Stated exercise: Reproduce every line of the material below word for word, omitting the pictures.

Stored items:
-------
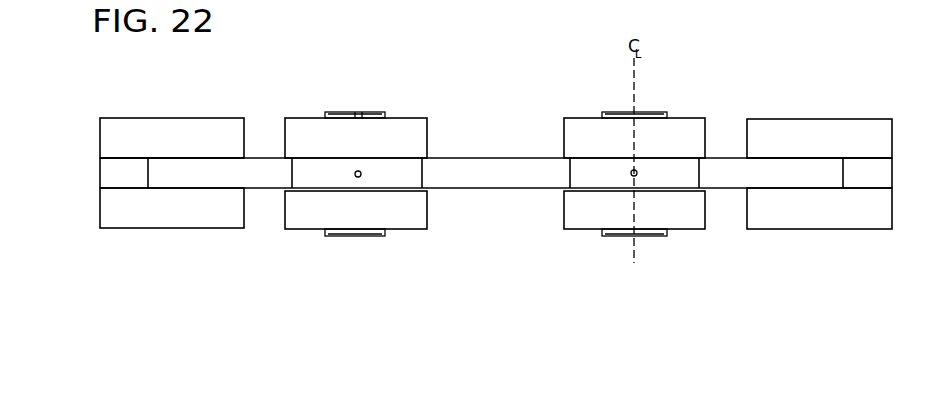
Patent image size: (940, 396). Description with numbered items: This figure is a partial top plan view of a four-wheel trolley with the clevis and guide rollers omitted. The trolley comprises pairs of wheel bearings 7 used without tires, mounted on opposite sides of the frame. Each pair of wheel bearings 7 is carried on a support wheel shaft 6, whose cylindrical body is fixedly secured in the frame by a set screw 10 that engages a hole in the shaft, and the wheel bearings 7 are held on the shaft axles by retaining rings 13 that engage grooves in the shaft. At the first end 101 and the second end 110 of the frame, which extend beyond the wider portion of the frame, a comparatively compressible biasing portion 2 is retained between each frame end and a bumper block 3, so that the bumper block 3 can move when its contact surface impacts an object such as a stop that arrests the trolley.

The biasing portion 2 is at (121, 172).
The bumper block 3 is at (173, 135).
The support wheel shaft 6 is at (366, 112).
The wheel bearing 7 is at (385, 140).
The set screw 10 is at (361, 172).
The retaining ring 13 is at (355, 113).
The second end 110 is at (155, 172).
The first end 101 is at (839, 174).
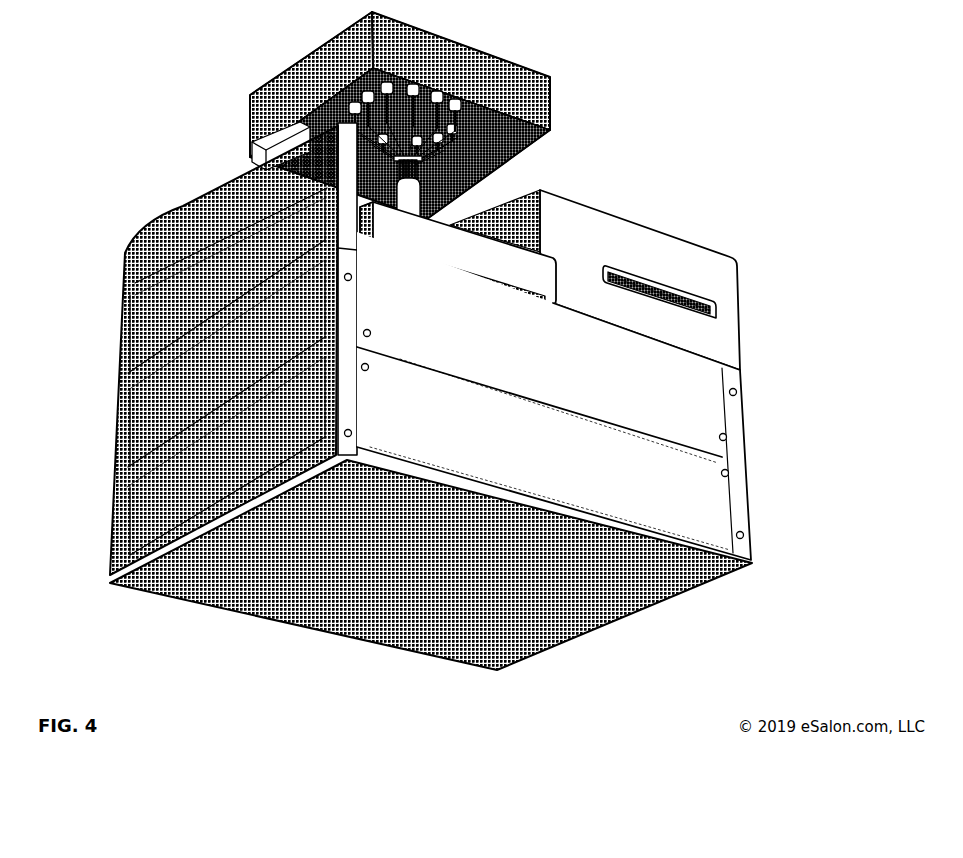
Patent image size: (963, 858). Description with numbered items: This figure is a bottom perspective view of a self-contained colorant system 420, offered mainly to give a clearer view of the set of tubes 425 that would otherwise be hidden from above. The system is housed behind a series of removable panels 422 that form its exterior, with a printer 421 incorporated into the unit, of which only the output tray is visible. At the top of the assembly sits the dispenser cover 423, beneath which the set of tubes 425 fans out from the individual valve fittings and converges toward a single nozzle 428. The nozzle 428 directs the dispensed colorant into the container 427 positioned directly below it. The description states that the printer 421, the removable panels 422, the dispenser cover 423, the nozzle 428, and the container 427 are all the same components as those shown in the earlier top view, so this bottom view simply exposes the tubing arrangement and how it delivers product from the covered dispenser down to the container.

The self-contained colorant system 420 is at (435, 341).
The printer 421 is at (722, 290).
The removable panels 422 is at (108, 382).
The dispenser cover 423 is at (527, 82).
The set of tubes 425 is at (445, 170).
The container 427 is at (412, 207).
The nozzle 428 is at (418, 185).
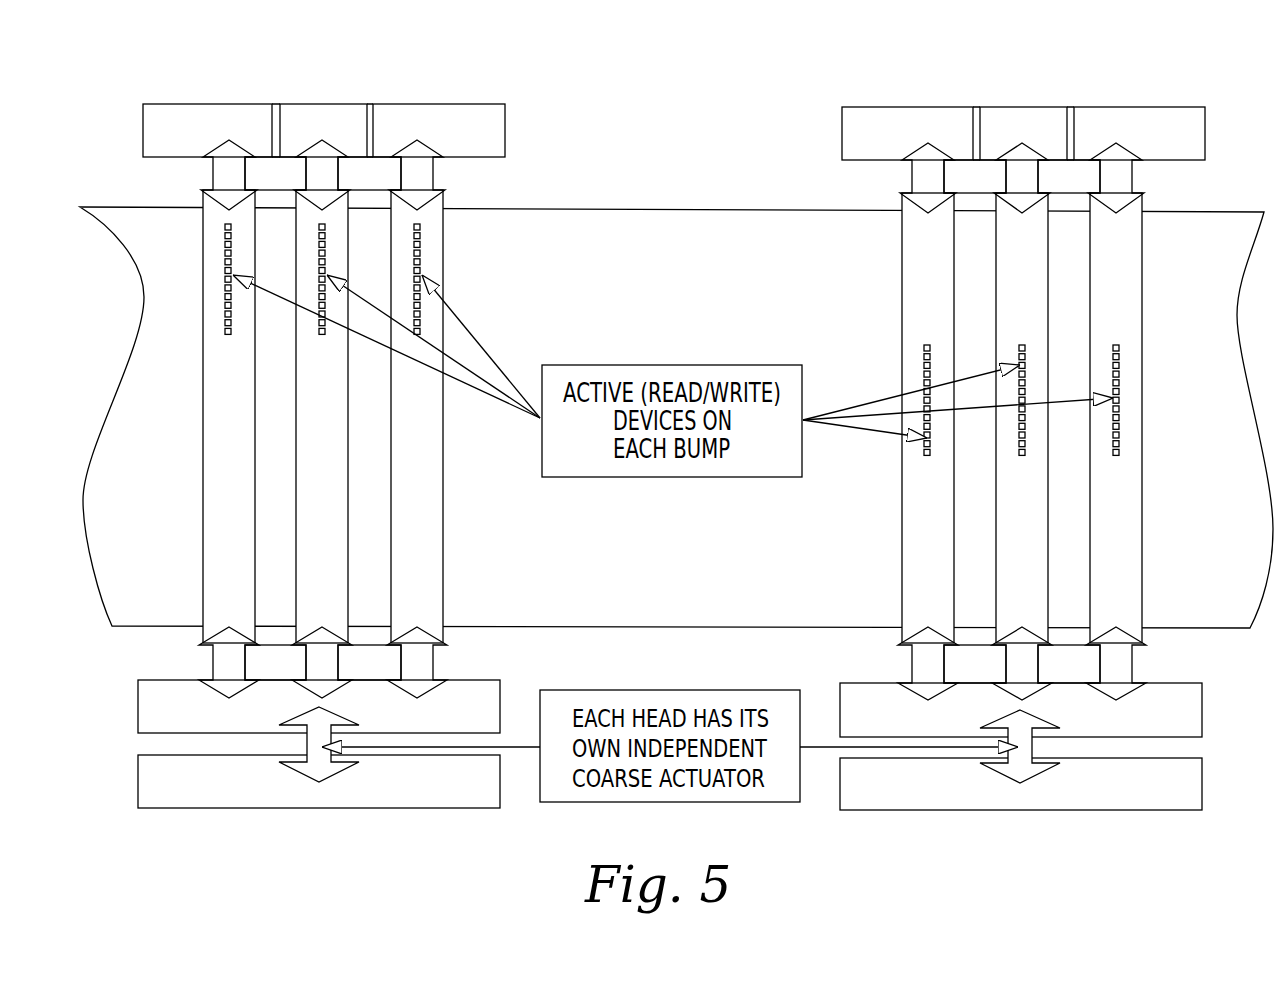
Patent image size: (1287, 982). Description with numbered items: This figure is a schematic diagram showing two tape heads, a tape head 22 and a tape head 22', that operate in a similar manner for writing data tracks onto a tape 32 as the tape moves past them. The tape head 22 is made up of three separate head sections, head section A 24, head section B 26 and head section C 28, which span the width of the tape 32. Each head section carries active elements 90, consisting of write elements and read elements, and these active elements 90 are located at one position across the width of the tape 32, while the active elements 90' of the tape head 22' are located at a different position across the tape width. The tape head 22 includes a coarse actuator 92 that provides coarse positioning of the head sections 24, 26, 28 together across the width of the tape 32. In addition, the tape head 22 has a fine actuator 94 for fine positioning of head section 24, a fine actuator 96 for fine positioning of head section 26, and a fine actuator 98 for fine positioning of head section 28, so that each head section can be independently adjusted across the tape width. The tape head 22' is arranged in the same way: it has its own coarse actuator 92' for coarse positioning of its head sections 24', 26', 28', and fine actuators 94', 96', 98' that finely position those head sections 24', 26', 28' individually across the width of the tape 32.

The tape head 22 is at (321, 429).
The tape head 22' is at (1013, 432).
The head section A 24 is at (229, 419).
The head section B 26 is at (322, 419).
The head section C 28 is at (417, 419).
The head section 24' is at (928, 421).
The head section 26' is at (1022, 421).
The head section 28' is at (1116, 421).
The tape 32 is at (660, 552).
The active elements 90 is at (364, 278).
The active elements 90' is at (1064, 400).
The coarse actuator 92 is at (319, 765).
The coarse actuator 92' is at (1028, 767).
The fine actuator 94 is at (207, 109).
The fine actuator 96 is at (323, 109).
The fine actuator 98 is at (439, 109).
The fine actuator 94' is at (918, 112).
The fine actuator 96' is at (1047, 112).
The fine actuator 98' is at (1156, 112).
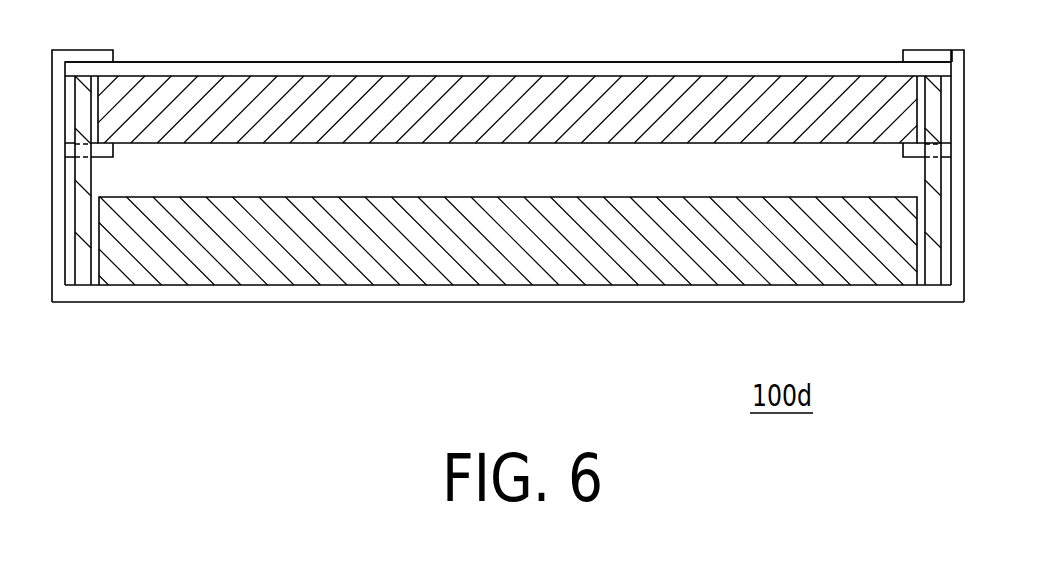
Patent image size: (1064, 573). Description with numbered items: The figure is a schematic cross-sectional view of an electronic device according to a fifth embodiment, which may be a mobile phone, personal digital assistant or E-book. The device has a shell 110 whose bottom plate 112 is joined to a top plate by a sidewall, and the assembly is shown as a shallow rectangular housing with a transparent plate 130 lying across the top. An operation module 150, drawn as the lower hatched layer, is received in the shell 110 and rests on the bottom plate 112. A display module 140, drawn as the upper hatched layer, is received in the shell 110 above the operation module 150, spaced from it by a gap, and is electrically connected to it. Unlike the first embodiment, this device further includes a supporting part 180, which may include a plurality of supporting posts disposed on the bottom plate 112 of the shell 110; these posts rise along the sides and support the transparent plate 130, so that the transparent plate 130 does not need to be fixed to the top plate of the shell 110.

The shell 110 is at (958, 213).
The bottom plate 112 is at (310, 290).
The transparent plate 130 is at (253, 64).
The display module 140 is at (480, 104).
The operation module 150 is at (489, 272).
The supporting part 180 is at (938, 173).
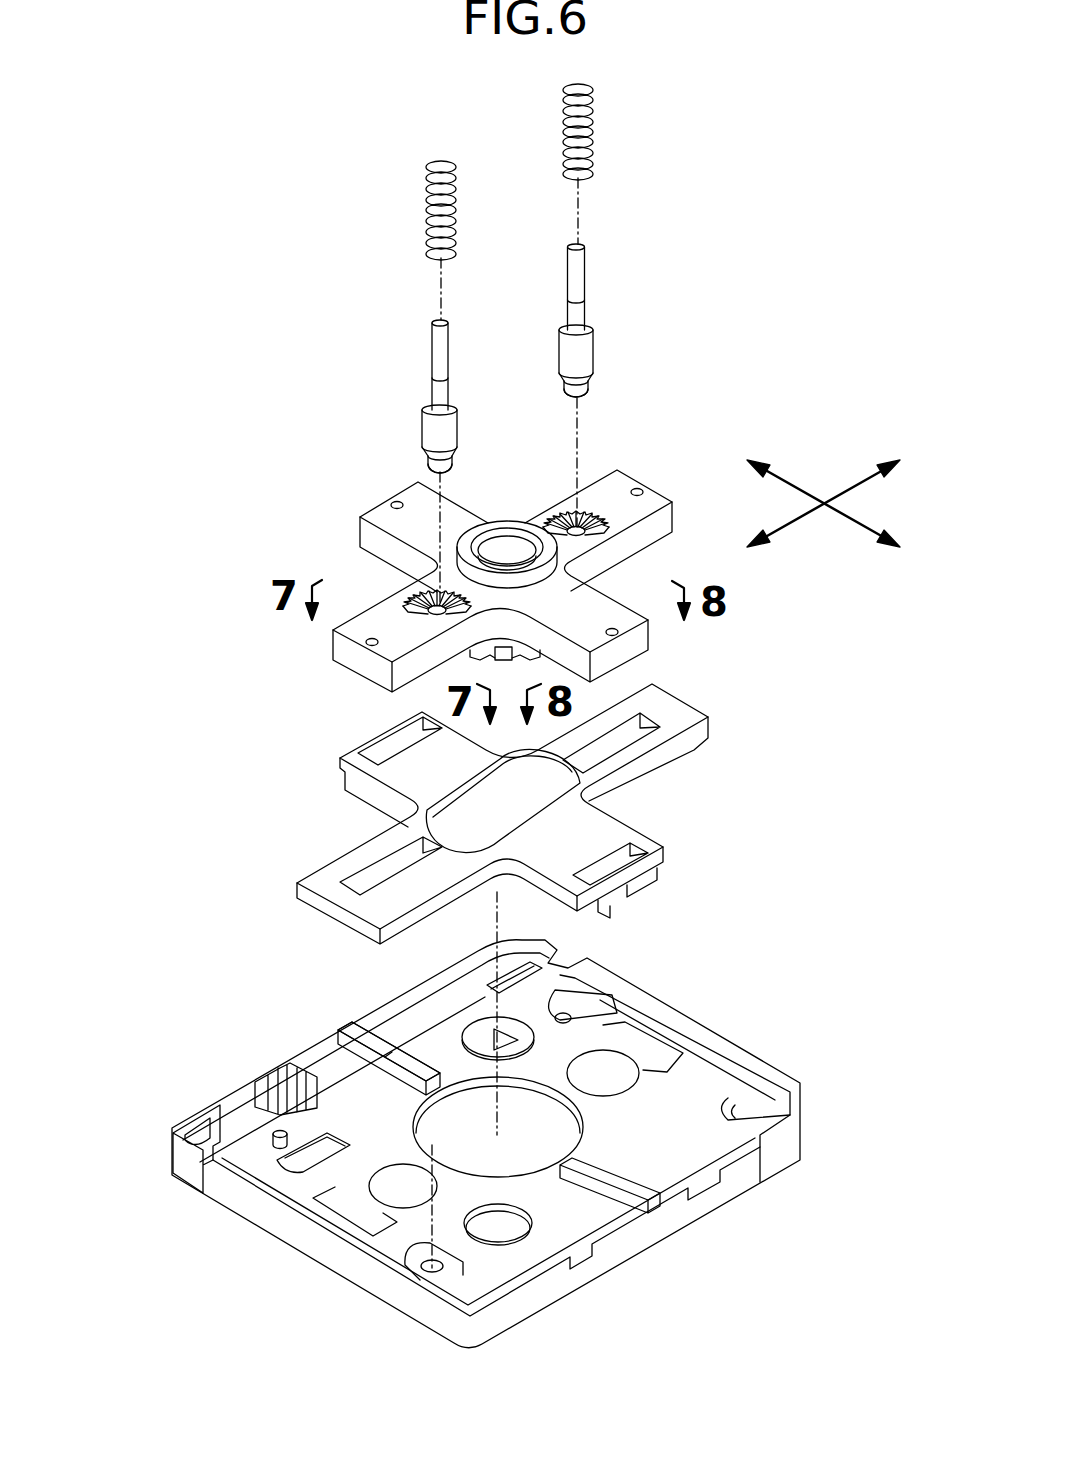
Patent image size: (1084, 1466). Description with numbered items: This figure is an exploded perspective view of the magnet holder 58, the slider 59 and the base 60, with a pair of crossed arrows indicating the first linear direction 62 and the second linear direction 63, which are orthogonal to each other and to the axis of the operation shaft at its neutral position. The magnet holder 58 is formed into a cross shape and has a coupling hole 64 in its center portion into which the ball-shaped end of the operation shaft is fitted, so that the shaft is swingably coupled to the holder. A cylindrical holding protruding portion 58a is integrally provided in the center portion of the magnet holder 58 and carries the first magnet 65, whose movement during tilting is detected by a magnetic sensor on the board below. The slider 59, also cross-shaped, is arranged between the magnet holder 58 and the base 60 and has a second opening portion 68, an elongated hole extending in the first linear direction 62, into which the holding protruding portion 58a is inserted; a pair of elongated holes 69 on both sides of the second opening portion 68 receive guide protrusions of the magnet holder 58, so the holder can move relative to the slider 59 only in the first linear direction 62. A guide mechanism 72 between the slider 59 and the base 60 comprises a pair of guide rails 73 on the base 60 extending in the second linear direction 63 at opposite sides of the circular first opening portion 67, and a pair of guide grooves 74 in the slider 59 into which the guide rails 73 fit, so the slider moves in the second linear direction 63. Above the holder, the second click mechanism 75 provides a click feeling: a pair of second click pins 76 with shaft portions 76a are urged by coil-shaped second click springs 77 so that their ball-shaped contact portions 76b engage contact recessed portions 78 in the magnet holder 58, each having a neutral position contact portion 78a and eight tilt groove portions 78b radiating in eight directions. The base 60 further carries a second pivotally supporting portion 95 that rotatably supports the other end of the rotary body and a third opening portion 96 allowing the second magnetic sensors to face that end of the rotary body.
-------
Answer to this problem:
Patent image size: (940, 396). Description with numbered items: This figure is a partial top plan view of a four-wheel trolley with the clevis and guide rollers omitted. The trolley comprises pairs of wheel bearings 7 used without tires, mounted on opposite sides of the frame. Each pair of wheel bearings 7 is carried on a support wheel shaft 6, whose cylindrical body is fixedly secured in the frame by a set screw 10 that engages a hole in the shaft, and the wheel bearings 7 are held on the shaft axles by retaining rings 13 that engage grooves in the shaft. At the first end 101 and the second end 110 of the frame, which extend beyond the wider portion of the frame, a comparatively compressible biasing portion 2 is retained between each frame end and a bumper block 3, so that the bumper block 3 can move when its contact surface impacts an object such as a stop that arrests the trolley.

The biasing portion 2 is at (121, 172).
The bumper block 3 is at (173, 135).
The support wheel shaft 6 is at (366, 112).
The wheel bearing 7 is at (385, 140).
The set screw 10 is at (361, 172).
The retaining ring 13 is at (355, 113).
The second end 110 is at (155, 172).
The first end 101 is at (839, 174).
Patent image size: (963, 858). Description with numbered items: This figure is a bottom perspective view of a self-contained colorant system 420, offered mainly to give a clearer view of the set of tubes 425 that would otherwise be hidden from above. The system is housed behind a series of removable panels 422 that form its exterior, with a printer 421 incorporated into the unit, of which only the output tray is visible. At the top of the assembly sits the dispenser cover 423, beneath which the set of tubes 425 fans out from the individual valve fittings and converges toward a single nozzle 428. The nozzle 428 directs the dispensed colorant into the container 427 positioned directly below it. The description states that the printer 421, the removable panels 422, the dispenser cover 423, the nozzle 428, and the container 427 are all the same components as those shown in the earlier top view, so this bottom view simply exposes the tubing arrangement and how it delivers product from the covered dispenser down to the container.

The self-contained colorant system 420 is at (435, 341).
The printer 421 is at (722, 290).
The removable panels 422 is at (108, 382).
The dispenser cover 423 is at (527, 82).
The set of tubes 425 is at (445, 170).
The container 427 is at (412, 207).
The nozzle 428 is at (418, 185).
Patent image size: (1287, 982). Description with numbered items: This figure is a schematic diagram showing two tape heads, a tape head 22 and a tape head 22', that operate in a similar manner for writing data tracks onto a tape 32 as the tape moves past them. The tape head 22 is made up of three separate head sections, head section A 24, head section B 26 and head section C 28, which span the width of the tape 32. Each head section carries active elements 90, consisting of write elements and read elements, and these active elements 90 are located at one position across the width of the tape 32, while the active elements 90' of the tape head 22' are located at a different position across the tape width. The tape head 22 includes a coarse actuator 92 that provides coarse positioning of the head sections 24, 26, 28 together across the width of the tape 32. In addition, the tape head 22 has a fine actuator 94 for fine positioning of head section 24, a fine actuator 96 for fine positioning of head section 26, and a fine actuator 98 for fine positioning of head section 28, so that each head section can be independently adjusted across the tape width. The tape head 22' is arranged in the same way: it has its own coarse actuator 92' for coarse positioning of its head sections 24', 26', 28', and fine actuators 94', 96', 98' that finely position those head sections 24', 26', 28' individually across the width of the tape 32.

The tape head 22 is at (321, 429).
The tape head 22' is at (1013, 432).
The head section A 24 is at (229, 419).
The head section B 26 is at (322, 419).
The head section C 28 is at (417, 419).
The head section 24' is at (928, 421).
The head section 26' is at (1022, 421).
The head section 28' is at (1116, 421).
The tape 32 is at (660, 552).
The active elements 90 is at (364, 278).
The active elements 90' is at (1064, 400).
The coarse actuator 92 is at (319, 765).
The coarse actuator 92' is at (1028, 767).
The fine actuator 94 is at (207, 109).
The fine actuator 96 is at (323, 109).
The fine actuator 98 is at (439, 109).
The fine actuator 94' is at (918, 112).
The fine actuator 96' is at (1047, 112).
The fine actuator 98' is at (1156, 112).
Patent image size: (1064, 573). Description with numbered items: The figure is a schematic cross-sectional view of an electronic device according to a fifth embodiment, which may be a mobile phone, personal digital assistant or E-book. The device has a shell 110 whose bottom plate 112 is joined to a top plate by a sidewall, and the assembly is shown as a shallow rectangular housing with a transparent plate 130 lying across the top. An operation module 150, drawn as the lower hatched layer, is received in the shell 110 and rests on the bottom plate 112. A display module 140, drawn as the upper hatched layer, is received in the shell 110 above the operation module 150, spaced from it by a gap, and is electrically connected to it. Unlike the first embodiment, this device further includes a supporting part 180, which may include a plurality of supporting posts disposed on the bottom plate 112 of the shell 110; these posts rise along the sides and support the transparent plate 130, so that the transparent plate 130 does not need to be fixed to the top plate of the shell 110.

The shell 110 is at (958, 213).
The bottom plate 112 is at (310, 290).
The transparent plate 130 is at (253, 64).
The display module 140 is at (480, 104).
The operation module 150 is at (489, 272).
The supporting part 180 is at (938, 173).
Patent image size: (1084, 1466). Description with numbered items: This figure is an exploded perspective view of the magnet holder 58, the slider 59 and the base 60, with a pair of crossed arrows indicating the first linear direction 62 and the second linear direction 63, which are orthogonal to each other and to the axis of the operation shaft at its neutral position. The magnet holder 58 is formed into a cross shape and has a coupling hole 64 in its center portion into which the ball-shaped end of the operation shaft is fitted, so that the shaft is swingably coupled to the holder. A cylindrical holding protruding portion 58a is integrally provided in the center portion of the magnet holder 58 and carries the first magnet 65, whose movement during tilting is detected by a magnetic sensor on the board below. The slider 59, also cross-shaped, is arranged between the magnet holder 58 and the base 60 and has a second opening portion 68, an elongated hole extending in the first linear direction 62, into which the holding protruding portion 58a is inserted; a pair of elongated holes 69 on both sides of the second opening portion 68 receive guide protrusions of the magnet holder 58, so the holder can move relative to the slider 59 only in the first linear direction 62. A guide mechanism 72 between the slider 59 and the base 60 comprises a pair of guide rails 73 on the base 60 extending in the second linear direction 63 at opposite sides of the circular first opening portion 67, and a pair of guide grooves 74 in the slider 59 into which the guide rails 73 fit, so the slider moves in the second linear direction 63. Above the holder, the second click mechanism 75 provides a click feeling: a pair of second click pins 76 with shaft portions 76a are urged by coil-shaped second click springs 77 so that their ball-shaped contact portions 76b engage contact recessed portions 78 in the magnet holder 58, each having a neutral position contact portion 78a and eight tilt groove portions 78b radiating in eight directions. The base 60 further carries a second pivotally supporting portion 95 that rotatably supports the other end of the rotary body and a third opening portion 96 allowing the second magnetic sensors to face that end of the rotary body.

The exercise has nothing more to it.